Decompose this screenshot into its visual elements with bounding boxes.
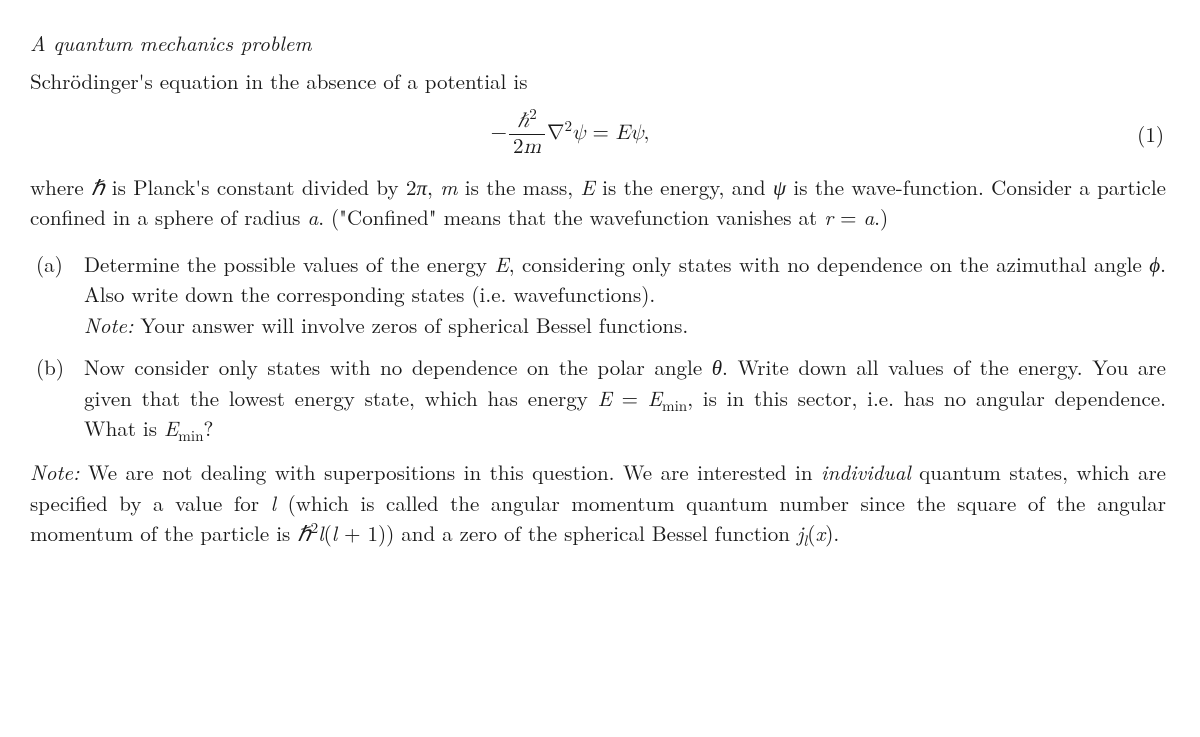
mass-m: m <box>523 137 541 158</box>
Emin2-sub: min <box>178 425 203 446</box>
txt: . ("Confined" means that the wavefunctio… <box>318 202 824 232</box>
eq-sign-inline: = <box>833 202 863 232</box>
item-a-note-label: Note: <box>84 310 133 340</box>
txt: is the mass, <box>457 172 580 202</box>
radius-a: a <box>307 202 318 232</box>
plus-one: + 1) <box>337 518 386 548</box>
txt: We are not dealing with superpositions i… <box>79 457 821 487</box>
E-var: E <box>598 383 612 413</box>
equals: = <box>585 123 615 144</box>
equation-1: −ℏ22m∇2ψ = Eψ, (1) <box>30 111 1166 158</box>
intro-paragraph: Schrödinger's equation in the absence of… <box>30 66 1166 96</box>
item-b-body: Now consider only states with no depende… <box>84 352 1166 443</box>
final-note: Note: We are not dealing with superposit… <box>30 457 1166 548</box>
energy-E: E <box>616 123 630 144</box>
after-equation-paragraph: where ℏ is Planck's constant divided by … <box>30 172 1166 233</box>
psi-rhs: ψ <box>630 123 643 144</box>
theta-var: θ <box>712 352 722 382</box>
eq-sign: = <box>612 383 648 413</box>
txt: is the energy, and <box>595 172 773 202</box>
txt: . <box>833 518 839 548</box>
mass-m-inline: m <box>440 172 457 202</box>
Emin-E: E <box>648 383 662 413</box>
txt: is Planck's constant divided by 2 <box>104 172 416 202</box>
Emin-sub: min <box>662 395 687 416</box>
minus-sign: − <box>491 123 507 144</box>
txt: ) and a zero of the spherical Bessel fun… <box>386 518 797 548</box>
radius-a-2: a <box>863 202 874 232</box>
item-a-body: Determine the possible values of the ene… <box>84 249 1166 340</box>
txt: where <box>30 172 91 202</box>
fraction-hbar2-over-2m: ℏ22m <box>509 111 545 158</box>
hbar-inline: ℏ <box>91 172 104 202</box>
pi: π <box>416 172 427 202</box>
j-sub-l: l <box>803 530 807 551</box>
problem-title: A quantum mechanics problem <box>30 28 1166 58</box>
txt: Now consider only states with no depende… <box>84 352 712 382</box>
item-a-note-body: Your answer will involve zeros of spheri… <box>133 310 688 340</box>
E-var: E <box>494 249 508 279</box>
psi-inline: ψ <box>773 172 786 202</box>
page-root: A quantum mechanics problem Schrödinger'… <box>0 0 1200 583</box>
energy-E-inline: E <box>581 172 595 202</box>
enumerated-list: (a) Determine the possible values of the… <box>30 249 1166 444</box>
item-a: (a) Determine the possible values of the… <box>30 249 1166 340</box>
eq-comma: , <box>644 123 650 144</box>
nabla: ∇ <box>547 123 565 144</box>
lparen: ( <box>324 518 332 548</box>
txt: Determine the possible values of the ene… <box>84 249 494 279</box>
hbar-final: ℏ <box>297 518 310 548</box>
phi-var: ϕ <box>1149 249 1160 279</box>
two: 2 <box>513 137 524 158</box>
x-var: x <box>815 518 825 548</box>
txt: .) <box>874 202 888 232</box>
txt: ? <box>203 413 213 443</box>
item-b: (b) Now consider only states with no dep… <box>30 352 1166 443</box>
r-var: r <box>824 202 833 232</box>
equation-number: (1) <box>1110 119 1166 149</box>
final-note-label: Note: <box>30 457 79 487</box>
txt: , <box>427 172 440 202</box>
item-a-label: (a) <box>30 249 84 340</box>
psi: ψ <box>572 123 585 144</box>
txt: , considering only states with no depend… <box>509 249 1150 279</box>
individual-word: individual <box>821 457 911 487</box>
equation-body: −ℏ22m∇2ψ = Eψ, <box>30 111 1110 158</box>
item-b-label: (b) <box>30 352 84 443</box>
Emin2-E: E <box>164 413 178 443</box>
hbar: ℏ <box>517 111 529 132</box>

---------------

Stated problem:
Reproduce the lines of the records above, substituting "text" for every occurrence of "txt" and leaving all else unchanged. Omit the pictures.

Final answer:
Decompose this screenshot into its visual elements with bounding boxes.
mass-m: m <box>523 137 541 158</box>
Emin2-sub: min <box>178 425 203 446</box>
text: . ("Confined" means that the wavefunctio… <box>318 202 824 232</box>
eq-sign-inline: = <box>833 202 863 232</box>
item-a-note-label: Note: <box>84 310 133 340</box>
text: is the mass, <box>457 172 580 202</box>
radius-a: a <box>307 202 318 232</box>
plus-one: + 1) <box>337 518 386 548</box>
text: We are not dealing with superpositions i… <box>79 457 821 487</box>
E-var: E <box>598 383 612 413</box>
equals: = <box>585 123 615 144</box>
equation-1: −ℏ22m∇2ψ = Eψ, (1) <box>30 111 1166 158</box>
intro-paragraph: Schrödinger's equation in the absence of… <box>30 66 1166 96</box>
item-b-body: Now consider only states with no depende… <box>84 352 1166 443</box>
final-note: Note: We are not dealing with superposit… <box>30 457 1166 548</box>
energy-E: E <box>616 123 630 144</box>
after-equation-paragraph: where ℏ is Planck's constant divided by … <box>30 172 1166 233</box>
psi-rhs: ψ <box>630 123 643 144</box>
theta-var: θ <box>712 352 722 382</box>
eq-sign: = <box>612 383 648 413</box>
text: is the energy, and <box>595 172 773 202</box>
text: . <box>833 518 839 548</box>
mass-m-inline: m <box>440 172 457 202</box>
Emin-E: E <box>648 383 662 413</box>
text: is Planck's constant divided by 2 <box>104 172 416 202</box>
Emin-sub: min <box>662 395 687 416</box>
minus-sign: − <box>491 123 507 144</box>
text: ) and a zero of the spherical Bessel fun… <box>386 518 797 548</box>
radius-a-2: a <box>863 202 874 232</box>
item-a-body: Determine the possible values of the ene… <box>84 249 1166 340</box>
text: where <box>30 172 91 202</box>
fraction-hbar2-over-2m: ℏ22m <box>509 111 545 158</box>
hbar-inline: ℏ <box>91 172 104 202</box>
pi: π <box>416 172 427 202</box>
j-sub-l: l <box>803 530 807 551</box>
problem-title: A quantum mechanics problem <box>30 28 1166 58</box>
text: Now consider only states with no depende… <box>84 352 712 382</box>
item-a-note-body: Your answer will involve zeros of spheri… <box>133 310 688 340</box>
E-var: E <box>494 249 508 279</box>
psi-inline: ψ <box>773 172 786 202</box>
page-root: A quantum mechanics problem Schrödinger'… <box>0 0 1200 583</box>
energy-E-inline: E <box>581 172 595 202</box>
enumerated-list: (a) Determine the possible values of the… <box>30 249 1166 444</box>
item-a: (a) Determine the possible values of the… <box>30 249 1166 340</box>
eq-comma: , <box>644 123 650 144</box>
nabla: ∇ <box>547 123 565 144</box>
lparen: ( <box>324 518 332 548</box>
text: Determine the possible values of the ene… <box>84 249 494 279</box>
hbar-final: ℏ <box>297 518 310 548</box>
phi-var: ϕ <box>1149 249 1160 279</box>
two: 2 <box>513 137 524 158</box>
x-var: x <box>815 518 825 548</box>
text: .) <box>874 202 888 232</box>
text: ? <box>203 413 213 443</box>
item-b: (b) Now consider only states with no dep… <box>30 352 1166 443</box>
r-var: r <box>824 202 833 232</box>
equation-number: (1) <box>1110 119 1166 149</box>
final-note-label: Note: <box>30 457 79 487</box>
text: , <box>427 172 440 202</box>
item-a-label: (a) <box>30 249 84 340</box>
psi: ψ <box>572 123 585 144</box>
text: , considering only states with no depend… <box>509 249 1150 279</box>
individual-word: individual <box>821 457 911 487</box>
equation-body: −ℏ22m∇2ψ = Eψ, <box>30 111 1110 158</box>
item-b-label: (b) <box>30 352 84 443</box>
Emin2-E: E <box>164 413 178 443</box>
hbar: ℏ <box>517 111 529 132</box>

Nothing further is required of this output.